### Task description
Extract each record and reproduce it exactly.
--------------------------------
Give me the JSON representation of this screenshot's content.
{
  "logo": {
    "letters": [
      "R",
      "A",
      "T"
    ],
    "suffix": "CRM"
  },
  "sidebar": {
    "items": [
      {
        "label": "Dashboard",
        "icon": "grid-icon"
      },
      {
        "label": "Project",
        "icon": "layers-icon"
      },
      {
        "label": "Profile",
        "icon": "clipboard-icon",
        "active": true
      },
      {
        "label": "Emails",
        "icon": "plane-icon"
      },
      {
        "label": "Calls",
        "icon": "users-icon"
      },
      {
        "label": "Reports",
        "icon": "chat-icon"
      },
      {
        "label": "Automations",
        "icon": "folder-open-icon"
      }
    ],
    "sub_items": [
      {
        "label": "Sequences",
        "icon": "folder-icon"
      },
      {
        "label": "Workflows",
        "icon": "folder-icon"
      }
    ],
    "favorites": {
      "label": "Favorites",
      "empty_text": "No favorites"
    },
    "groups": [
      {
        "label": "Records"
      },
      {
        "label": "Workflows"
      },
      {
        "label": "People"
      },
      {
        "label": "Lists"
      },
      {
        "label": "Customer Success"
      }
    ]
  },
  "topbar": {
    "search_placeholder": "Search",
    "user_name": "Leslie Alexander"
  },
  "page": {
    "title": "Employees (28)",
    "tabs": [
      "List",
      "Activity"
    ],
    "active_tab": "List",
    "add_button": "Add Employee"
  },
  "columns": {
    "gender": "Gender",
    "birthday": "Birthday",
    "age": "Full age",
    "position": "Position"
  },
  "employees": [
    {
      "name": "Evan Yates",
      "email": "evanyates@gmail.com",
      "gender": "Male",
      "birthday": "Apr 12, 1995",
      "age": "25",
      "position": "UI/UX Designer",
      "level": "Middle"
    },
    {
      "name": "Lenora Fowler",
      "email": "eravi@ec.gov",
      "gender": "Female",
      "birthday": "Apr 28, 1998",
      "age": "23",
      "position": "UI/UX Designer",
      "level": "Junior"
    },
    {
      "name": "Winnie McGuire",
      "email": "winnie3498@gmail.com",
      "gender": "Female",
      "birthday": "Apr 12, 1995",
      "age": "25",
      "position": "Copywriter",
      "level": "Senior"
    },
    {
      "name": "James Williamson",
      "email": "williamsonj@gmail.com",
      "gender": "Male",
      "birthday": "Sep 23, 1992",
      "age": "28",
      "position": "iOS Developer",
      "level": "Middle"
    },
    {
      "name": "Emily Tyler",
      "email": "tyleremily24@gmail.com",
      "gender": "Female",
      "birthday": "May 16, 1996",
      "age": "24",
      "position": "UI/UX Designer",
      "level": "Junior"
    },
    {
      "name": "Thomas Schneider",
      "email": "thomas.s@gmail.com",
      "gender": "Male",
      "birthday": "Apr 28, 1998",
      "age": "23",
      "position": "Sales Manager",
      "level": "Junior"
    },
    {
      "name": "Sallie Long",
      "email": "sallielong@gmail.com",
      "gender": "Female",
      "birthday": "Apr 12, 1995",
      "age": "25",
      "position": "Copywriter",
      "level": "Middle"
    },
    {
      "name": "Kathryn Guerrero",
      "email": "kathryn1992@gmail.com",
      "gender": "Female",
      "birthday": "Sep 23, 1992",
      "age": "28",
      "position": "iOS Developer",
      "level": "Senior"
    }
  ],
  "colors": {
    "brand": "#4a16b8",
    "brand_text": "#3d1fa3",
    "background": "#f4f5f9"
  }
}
--------------------------------
### Result of this task
Give me the JSON representation of this screenshot's content.
{
  "logo": {
    "letters": [
      "R",
      "A",
      "T"
    ],
    "suffix": "CRM"
  },
  "sidebar": {
    "items": [
      {
        "label": "Dashboard",
        "icon": "grid-icon"
      },
      {
        "label": "Project",
        "icon": "layers-icon"
      },
      {
        "label": "Profile",
        "icon": "clipboard-icon",
        "active": true
      },
      {
        "label": "Emails",
        "icon": "plane-icon"
      },
      {
        "label": "Calls",
        "icon": "users-icon"
      },
      {
        "label": "Reports",
        "icon": "chat-icon"
      },
      {
        "label": "Automations",
        "icon": "folder-open-icon"
      }
    ],
    "sub_items": [
      {
        "label": "Sequences",
        "icon": "folder-icon"
      },
      {
        "label": "Workflows",
        "icon": "folder-icon"
      }
    ],
    "favorites": {
      "label": "Favorites",
      "empty_text": "No favorites"
    },
    "groups": [
      {
        "label": "Records"
      },
      {
        "label": "Workflows"
      },
      {
        "label": "People"
      },
      {
        "label": "Lists"
      },
      {
        "label": "Customer Success"
      }
    ]
  },
  "topbar": {
    "search_placeholder": "Search",
    "user_name": "Leslie Alexander"
  },
  "page": {
    "title": "Employees (28)",
    "tabs": [
      "List",
      "Activity"
    ],
    "active_tab": "List",
    "add_button": "Add Employee"
  },
  "columns": {
    "gender": "Gender",
    "birthday": "Birthday",
    "age": "Full age",
    "position": "Position"
  },
  "employees": [
    {
      "name": "Evan Yates",
      "email": "evanyates@gmail.com",
      "gender": "Male",
      "birthday": "Apr 12, 1995",
      "age": "25",
      "position": "UI/UX Designer",
      "level": "Middle"
    },
    {
      "name": "Lenora Fowler",
      "email": "eravi@ec.gov",
      "gender": "Female",
      "birthday": "Apr 28, 1998",
      "age": "23",
      "position": "UI/UX Designer",
      "level": "Junior"
    },
    {
      "name": "Winnie McGuire",
      "email": "winnie3498@gmail.com",
      "gender": "Female",
      "birthday": "Apr 12, 1995",
      "age": "25",
      "position": "Copywriter",
      "level": "Senior"
    },
    {
      "name": "James Williamson",
      "email": "williamsonj@gmail.com",
      "gender": "Male",
      "birthday": "Sep 23, 1992",
      "age": "28",
      "position": "iOS Developer",
      "level": "Middle"
    },
    {
      "name": "Emily Tyler",
      "email": "tyleremily24@gmail.com",
      "gender": "Female",
      "birthday": "May 16, 1996",
      "age": "24",
      "position": "UI/UX Designer",
      "level": "Junior"
    },
    {
      "name": "Thomas Schneider",
      "email": "thomas.s@gmail.com",
      "gender": "Male",
      "birthday": "Apr 28, 1998",
      "age": "23",
      "position": "Sales Manager",
      "level": "Junior"
    },
    {
      "name": "Sallie Long",
      "email": "sallielong@gmail.com",
      "gender": "Female",
      "birthday": "Apr 12, 1995",
      "age": "25",
      "position": "Copywriter",
      "level": "Middle"
    },
    {
      "name": "Kathryn Guerrero",
      "email": "kathryn1992@gmail.com",
      "gender": "Female",
      "birthday": "Sep 23, 1992",
      "age": "28",
      "position": "iOS Developer",
      "level": "Senior"
    }
  ],
  "colors": {
    "brand": "#4a16b8",
    "brand_text": "#3d1fa3",
    "background": "#f4f5f9"
  }
}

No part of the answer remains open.